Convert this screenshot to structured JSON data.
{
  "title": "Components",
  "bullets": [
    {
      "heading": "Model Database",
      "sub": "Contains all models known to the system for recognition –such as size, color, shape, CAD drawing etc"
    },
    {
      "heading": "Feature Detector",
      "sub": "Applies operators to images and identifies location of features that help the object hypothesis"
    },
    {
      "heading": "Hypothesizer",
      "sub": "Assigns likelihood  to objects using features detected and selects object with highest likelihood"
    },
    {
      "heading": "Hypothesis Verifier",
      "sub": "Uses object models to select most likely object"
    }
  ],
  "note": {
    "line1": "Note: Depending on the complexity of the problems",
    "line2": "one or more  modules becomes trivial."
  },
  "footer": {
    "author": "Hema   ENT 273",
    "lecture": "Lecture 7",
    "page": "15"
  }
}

---

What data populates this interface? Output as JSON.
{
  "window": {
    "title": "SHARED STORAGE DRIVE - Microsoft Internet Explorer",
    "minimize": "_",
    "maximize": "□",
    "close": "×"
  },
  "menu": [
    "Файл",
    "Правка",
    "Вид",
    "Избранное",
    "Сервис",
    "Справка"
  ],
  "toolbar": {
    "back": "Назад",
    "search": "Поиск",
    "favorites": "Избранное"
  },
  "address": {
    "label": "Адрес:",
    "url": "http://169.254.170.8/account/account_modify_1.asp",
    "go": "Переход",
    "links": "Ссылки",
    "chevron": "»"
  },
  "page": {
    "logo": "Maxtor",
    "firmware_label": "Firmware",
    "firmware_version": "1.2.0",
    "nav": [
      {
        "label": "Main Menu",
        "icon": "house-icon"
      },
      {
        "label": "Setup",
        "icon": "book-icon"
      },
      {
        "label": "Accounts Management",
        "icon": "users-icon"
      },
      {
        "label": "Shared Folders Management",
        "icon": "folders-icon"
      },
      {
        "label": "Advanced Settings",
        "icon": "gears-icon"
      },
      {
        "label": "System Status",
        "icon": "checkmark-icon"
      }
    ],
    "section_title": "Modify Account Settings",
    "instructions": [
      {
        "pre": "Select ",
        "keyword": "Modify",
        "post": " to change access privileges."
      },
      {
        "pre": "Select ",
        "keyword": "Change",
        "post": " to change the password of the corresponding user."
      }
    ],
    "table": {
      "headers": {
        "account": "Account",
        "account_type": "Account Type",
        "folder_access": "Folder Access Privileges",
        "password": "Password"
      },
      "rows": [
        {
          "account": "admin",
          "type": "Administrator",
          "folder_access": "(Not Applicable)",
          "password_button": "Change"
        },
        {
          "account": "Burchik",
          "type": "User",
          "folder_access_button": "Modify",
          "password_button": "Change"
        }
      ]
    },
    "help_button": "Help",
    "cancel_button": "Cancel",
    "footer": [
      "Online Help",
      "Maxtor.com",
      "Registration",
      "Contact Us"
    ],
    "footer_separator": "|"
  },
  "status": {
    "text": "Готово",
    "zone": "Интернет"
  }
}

▶ Task directions
Tally up the lines holding the string "post" in this listing, and report the total alone.

▶ Answer to this task
2